■ **WORK TO DO**
Return every record below exactly as written, omitting any pictures.

■ **SUPPLIED RECORDS**

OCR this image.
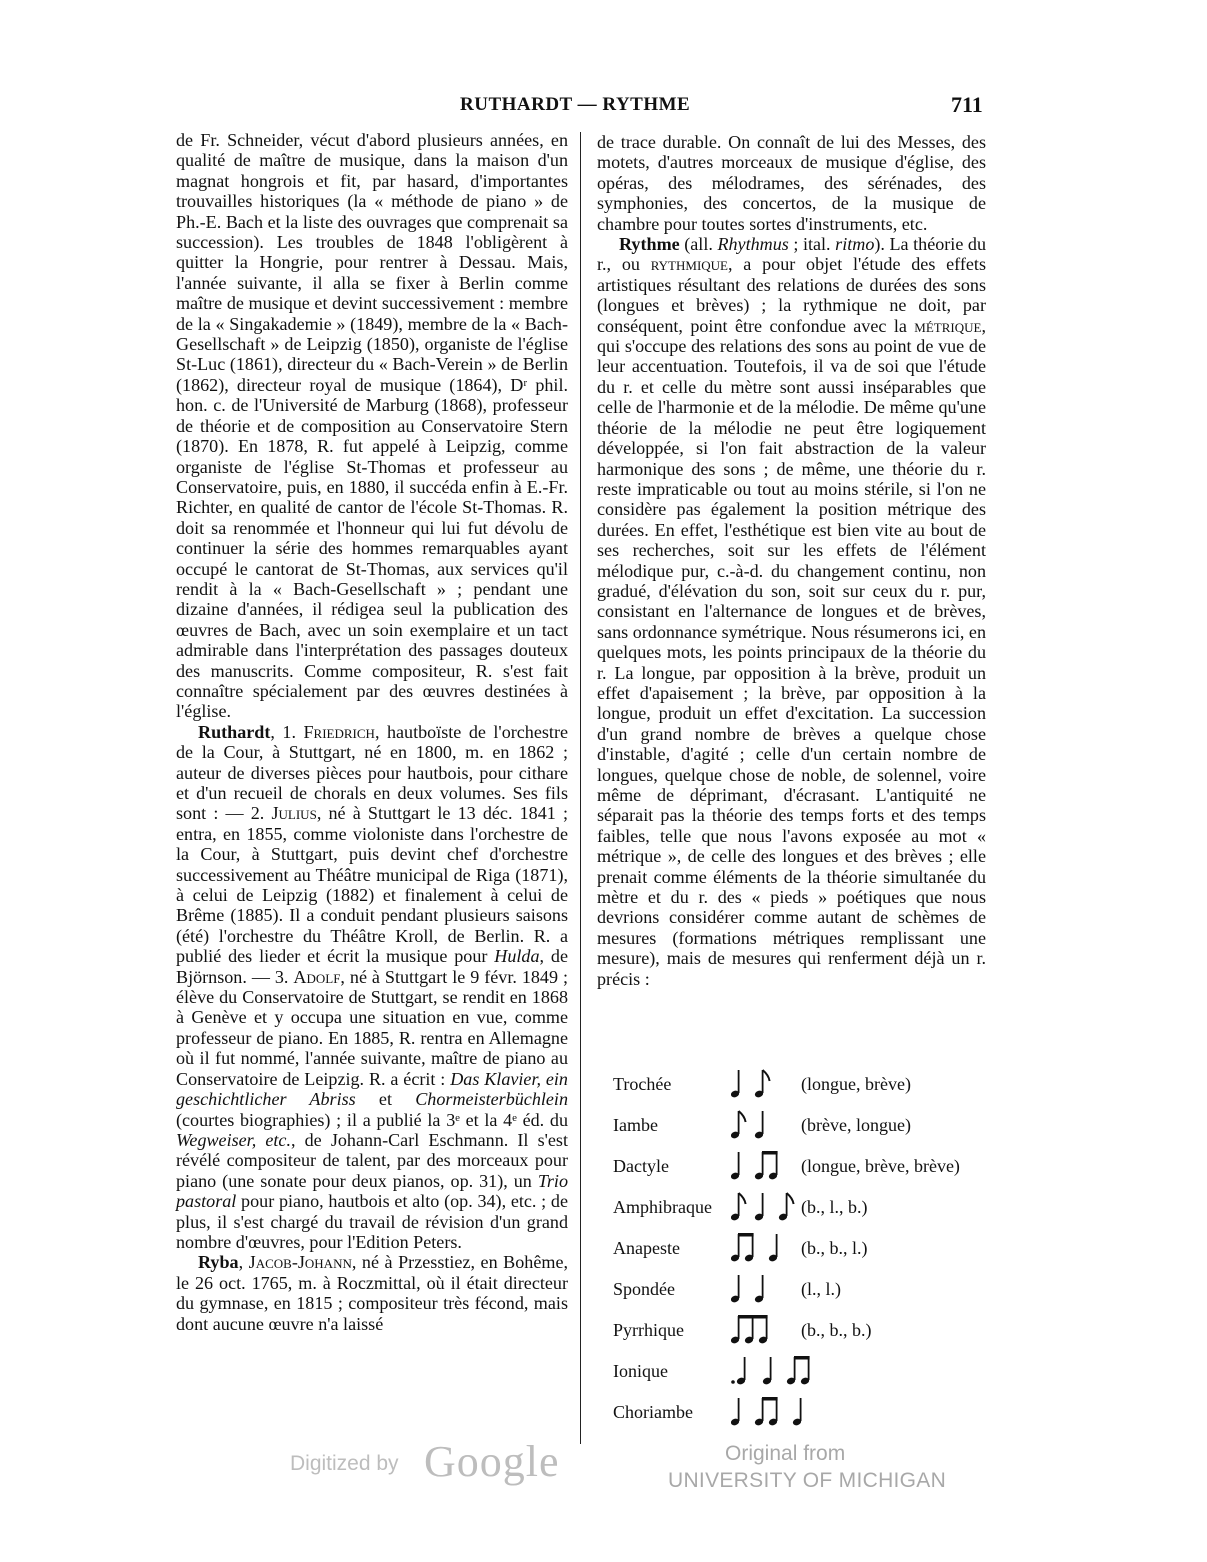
RUTHARDT — RYTHME	711

de Fr. Schneider, vécut d'abord plusieurs années, en qualité de maître de musique, dans la maison d'un magnat hongrois et fit, par hasard, d'importantes trouvailles historiques (la « méthode de piano » de Ph.-E. Bach et la liste des ouvrages que comprenait sa succession). Les troubles de 1848 l'obligèrent à quitter la Hongrie, pour rentrer à Dessau. Mais, l'année suivante, il alla se fixer à Berlin comme maître de musique et devint successivement : membre de la « Singakademie » (1849), membre de la « Bach-Gesellschaft » de Leipzig (1850), organiste de l'église St-Luc (1861), directeur du « Bach-Verein » de Berlin (1862), directeur royal de musique (1864), Dʳ phil. hon. c. de l'Université de Marburg (1868), professeur de théorie et de composition au Conservatoire Stern (1870). En 1878, R. fut appelé à Leipzig, comme organiste de l'église St-Thomas et professeur au Conservatoire, puis, en 1880, il succéda enfin à E.-Fr. Richter, en qualité de cantor de l'école St-Thomas. R. doit sa renommée et l'honneur qui lui fut dévolu de continuer la série des hommes remarquables ayant occupé le cantorat de St-Thomas, aux services qu'il rendit à la « Bach-Gesellschaft » ; pendant une dizaine d'années, il rédigea seul la publication des œuvres de Bach, avec un soin exemplaire et un tact admirable dans l'interprétation des passages douteux des manuscrits. Comme compositeur, R. s'est fait connaître spécialement par des œuvres destinées à l'église.

Ruthardt, 1. Friedrich, hautboïste de l'orchestre de la Cour, à Stuttgart, né en 1800, m. en 1862 ; auteur de diverses pièces pour hautbois, pour cithare et d'un recueil de chorals en deux volumes. Ses fils sont : — 2. Julius, né à Stuttgart le 13 déc. 1841 ; entra, en 1855, comme violoniste dans l'orchestre de la Cour, à Stuttgart, puis devint chef d'orchestre successivement au Théâtre municipal de Riga (1871), à celui de Leipzig (1882) et finalement à celui de Brême (1885). Il a conduit pendant plusieurs saisons (été) l'orchestre du Théâtre Kroll, de Berlin. R. a publié des lieder et écrit la musique pour Hulda, de Björnson. — 3. Adolf, né à Stuttgart le 9 févr. 1849 ; élève du Conservatoire de Stuttgart, se rendit en 1868 à Genève et y occupa une situation en vue, comme professeur de piano. En 1885, R. rentra en Allemagne où il fut nommé, l'année suivante, maître de piano au Conservatoire de Leipzig. R. a écrit : Das Klavier, ein geschichtlicher Abriss et Chormeisterbüchlein (courtes biographies) ; il a publié la 3ᵉ et la 4ᵉ éd. du Wegweiser, etc., de Johann-Carl Eschmann. Il s'est révélé compositeur de talent, par des morceaux pour piano (une sonate pour deux pianos, op. 31), un Trio pastoral pour piano, hautbois et alto (op. 34), etc. ; de plus, il s'est chargé du travail de révision d'un grand nombre d'œuvres, pour l'Edition Peters.

Ryba, Jacob-Johann, né à Przesstiez, en Bohême, le 26 oct. 1765, m. à Roczmittal, où il était directeur du gymnase, en 1815 ; compositeur très fécond, mais dont aucune œuvre n'a laissé

de trace durable. On connaît de lui des Messes, des motets, d'autres morceaux de musique d'église, des opéras, des mélodrames, des sérénades, des symphonies, des concertos, de la musique de chambre pour toutes sortes d'instruments, etc.

Rythme (all. Rhythmus ; ital. ritmo). La théorie du r., ou rythmique, a pour objet l'étude des effets artistiques résultant des relations de durées des sons (longues et brèves) ; la rythmique ne doit, par conséquent, point être confondue avec la métrique, qui s'occupe des relations des sons au point de vue de leur accentuation. Toutefois, il va de soi que l'étude du r. et celle du mètre sont aussi inséparables que celle de l'harmonie et de la mélodie. De même qu'une théorie de la mélodie ne peut être logiquement développée, si l'on fait abstraction de la valeur harmonique des sons ; de même, une théorie du r. reste impraticable ou tout au moins stérile, si l'on ne considère pas également la position métrique des durées. En effet, l'esthétique est bien vite au bout de ses recherches, soit sur les effets de l'élément mélodique pur, c.-à-d. du changement continu, non gradué, d'élévation du son, soit sur ceux du r. pur, consistant en l'alternance de longues et de brèves, sans ordonnance symétrique. Nous résumerons ici, en quelques mots, les points principaux de la théorie du r. La longue, par opposition à la brève, produit un effet d'apaisement ; la brève, par opposition à la longue, produit un effet d'excitation. La succession d'un grand nombre de brèves a quelque chose d'instable, d'agité ; celle d'un certain nombre de longues, quelque chose de noble, de solennel, voire même de déprimant, d'écrasant. L'antiquité ne séparait pas la théorie des temps forts et des temps faibles, telle que nous l'avons exposée au mot « métrique », de celle des longues et des brèves ; elle prenait comme éléments de la théorie simultanée du mètre et du r. des « pieds » poétiques que nous devrions considérer comme autant de schèmes de mesures (formations métriques remplissant une mesure), mais de mesures qui renferment déjà un r. précis :

Trochée	(longue, brève)
Iambe	(brève, longue)
Dactyle	(longue, brève, brève)
Amphibraque	(b., l., b.)
Anapeste	(b., b., l.)
Spondée	(l., l.)
Pyrrhique	(b., b., b.)
Ionique
Choriambe
Digitized by Google	Original from
UNIVERSITY OF MICHIGAN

■ **THE OUTPUT**
OCR this image.
RUTHARDT — RYTHME	711

de Fr. Schneider, vécut d'abord plusieurs années, en qualité de maître de musique, dans la maison d'un magnat hongrois et fit, par hasard, d'importantes trouvailles historiques (la « méthode de piano » de Ph.-E. Bach et la liste des ouvrages que comprenait sa succession). Les troubles de 1848 l'obligèrent à quitter la Hongrie, pour rentrer à Dessau. Mais, l'année suivante, il alla se fixer à Berlin comme maître de musique et devint successivement : membre de la « Singakademie » (1849), membre de la « Bach-Gesellschaft » de Leipzig (1850), organiste de l'église St-Luc (1861), directeur du « Bach-Verein » de Berlin (1862), directeur royal de musique (1864), Dʳ phil. hon. c. de l'Université de Marburg (1868), professeur de théorie et de composition au Conservatoire Stern (1870). En 1878, R. fut appelé à Leipzig, comme organiste de l'église St-Thomas et professeur au Conservatoire, puis, en 1880, il succéda enfin à E.-Fr. Richter, en qualité de cantor de l'école St-Thomas. R. doit sa renommée et l'honneur qui lui fut dévolu de continuer la série des hommes remarquables ayant occupé le cantorat de St-Thomas, aux services qu'il rendit à la « Bach-Gesellschaft » ; pendant une dizaine d'années, il rédigea seul la publication des œuvres de Bach, avec un soin exemplaire et un tact admirable dans l'interprétation des passages douteux des manuscrits. Comme compositeur, R. s'est fait connaître spécialement par des œuvres destinées à l'église.

Ruthardt, 1. Friedrich, hautboïste de l'orchestre de la Cour, à Stuttgart, né en 1800, m. en 1862 ; auteur de diverses pièces pour hautbois, pour cithare et d'un recueil de chorals en deux volumes. Ses fils sont : — 2. Julius, né à Stuttgart le 13 déc. 1841 ; entra, en 1855, comme violoniste dans l'orchestre de la Cour, à Stuttgart, puis devint chef d'orchestre successivement au Théâtre municipal de Riga (1871), à celui de Leipzig (1882) et finalement à celui de Brême (1885). Il a conduit pendant plusieurs saisons (été) l'orchestre du Théâtre Kroll, de Berlin. R. a publié des lieder et écrit la musique pour Hulda, de Björnson. — 3. Adolf, né à Stuttgart le 9 févr. 1849 ; élève du Conservatoire de Stuttgart, se rendit en 1868 à Genève et y occupa une situation en vue, comme professeur de piano. En 1885, R. rentra en Allemagne où il fut nommé, l'année suivante, maître de piano au Conservatoire de Leipzig. R. a écrit : Das Klavier, ein geschichtlicher Abriss et Chormeisterbüchlein (courtes biographies) ; il a publié la 3ᵉ et la 4ᵉ éd. du Wegweiser, etc., de Johann-Carl Eschmann. Il s'est révélé compositeur de talent, par des morceaux pour piano (une sonate pour deux pianos, op. 31), un Trio pastoral pour piano, hautbois et alto (op. 34), etc. ; de plus, il s'est chargé du travail de révision d'un grand nombre d'œuvres, pour l'Edition Peters.

Ryba, Jacob-Johann, né à Przesstiez, en Bohême, le 26 oct. 1765, m. à Roczmittal, où il était directeur du gymnase, en 1815 ; compositeur très fécond, mais dont aucune œuvre n'a laissé

de trace durable. On connaît de lui des Messes, des motets, d'autres morceaux de musique d'église, des opéras, des mélodrames, des sérénades, des symphonies, des concertos, de la musique de chambre pour toutes sortes d'instruments, etc.

Rythme (all. Rhythmus ; ital. ritmo). La théorie du r., ou rythmique, a pour objet l'étude des effets artistiques résultant des relations de durées des sons (longues et brèves) ; la rythmique ne doit, par conséquent, point être confondue avec la métrique, qui s'occupe des relations des sons au point de vue de leur accentuation. Toutefois, il va de soi que l'étude du r. et celle du mètre sont aussi inséparables que celle de l'harmonie et de la mélodie. De même qu'une théorie de la mélodie ne peut être logiquement développée, si l'on fait abstraction de la valeur harmonique des sons ; de même, une théorie du r. reste impraticable ou tout au moins stérile, si l'on ne considère pas également la position métrique des durées. En effet, l'esthétique est bien vite au bout de ses recherches, soit sur les effets de l'élément mélodique pur, c.-à-d. du changement continu, non gradué, d'élévation du son, soit sur ceux du r. pur, consistant en l'alternance de longues et de brèves, sans ordonnance symétrique. Nous résumerons ici, en quelques mots, les points principaux de la théorie du r. La longue, par opposition à la brève, produit un effet d'apaisement ; la brève, par opposition à la longue, produit un effet d'excitation. La succession d'un grand nombre de brèves a quelque chose d'instable, d'agité ; celle d'un certain nombre de longues, quelque chose de noble, de solennel, voire même de déprimant, d'écrasant. L'antiquité ne séparait pas la théorie des temps forts et des temps faibles, telle que nous l'avons exposée au mot « métrique », de celle des longues et des brèves ; elle prenait comme éléments de la théorie simultanée du mètre et du r. des « pieds » poétiques que nous devrions considérer comme autant de schèmes de mesures (formations métriques remplissant une mesure), mais de mesures qui renferment déjà un r. précis :

Trochée	(longue, brève)
Iambe	(brève, longue)
Dactyle	(longue, brève, brève)
Amphibraque	(b., l., b.)
Anapeste	(b., b., l.)
Spondée	(l., l.)
Pyrrhique	(b., b., b.)
Ionique
Choriambe
Digitized by Google	Original from
UNIVERSITY OF MICHIGAN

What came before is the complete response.